§ EXTRACTED DATA
-----

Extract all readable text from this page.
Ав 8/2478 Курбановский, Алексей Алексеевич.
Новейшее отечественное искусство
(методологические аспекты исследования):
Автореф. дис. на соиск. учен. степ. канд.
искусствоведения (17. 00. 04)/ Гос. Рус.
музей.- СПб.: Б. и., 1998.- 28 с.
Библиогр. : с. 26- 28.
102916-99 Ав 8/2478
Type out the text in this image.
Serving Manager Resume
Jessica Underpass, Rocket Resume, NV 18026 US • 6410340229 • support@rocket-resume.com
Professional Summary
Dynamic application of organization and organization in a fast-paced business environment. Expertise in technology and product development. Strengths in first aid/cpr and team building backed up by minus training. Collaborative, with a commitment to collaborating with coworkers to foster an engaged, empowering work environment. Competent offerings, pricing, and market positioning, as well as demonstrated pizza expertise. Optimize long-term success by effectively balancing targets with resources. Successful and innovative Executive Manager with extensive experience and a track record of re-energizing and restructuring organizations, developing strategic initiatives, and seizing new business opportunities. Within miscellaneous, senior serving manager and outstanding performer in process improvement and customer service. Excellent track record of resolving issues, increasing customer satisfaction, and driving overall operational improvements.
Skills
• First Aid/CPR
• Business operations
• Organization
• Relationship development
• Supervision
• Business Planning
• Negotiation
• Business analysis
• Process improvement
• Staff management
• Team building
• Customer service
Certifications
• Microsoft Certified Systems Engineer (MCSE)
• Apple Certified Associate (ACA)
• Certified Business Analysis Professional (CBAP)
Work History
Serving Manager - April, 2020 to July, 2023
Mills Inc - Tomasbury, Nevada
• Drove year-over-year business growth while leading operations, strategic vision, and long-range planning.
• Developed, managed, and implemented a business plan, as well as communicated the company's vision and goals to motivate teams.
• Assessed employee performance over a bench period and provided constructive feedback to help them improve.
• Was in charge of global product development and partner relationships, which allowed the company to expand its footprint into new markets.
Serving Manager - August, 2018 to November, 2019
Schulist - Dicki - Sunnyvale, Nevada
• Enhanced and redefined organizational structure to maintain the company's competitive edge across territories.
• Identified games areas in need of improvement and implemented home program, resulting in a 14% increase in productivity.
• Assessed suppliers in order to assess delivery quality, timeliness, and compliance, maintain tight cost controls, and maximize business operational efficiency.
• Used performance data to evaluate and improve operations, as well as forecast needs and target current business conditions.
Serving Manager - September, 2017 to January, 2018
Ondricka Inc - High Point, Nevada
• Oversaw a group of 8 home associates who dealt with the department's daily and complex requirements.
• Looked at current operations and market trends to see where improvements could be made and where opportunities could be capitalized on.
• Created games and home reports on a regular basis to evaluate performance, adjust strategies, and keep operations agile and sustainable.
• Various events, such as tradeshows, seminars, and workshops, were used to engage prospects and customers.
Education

-----

§ WHAT IS REQUIRED
Tell how many lines include "company". The number is the whole answer.

§ FINAL ANSWER
3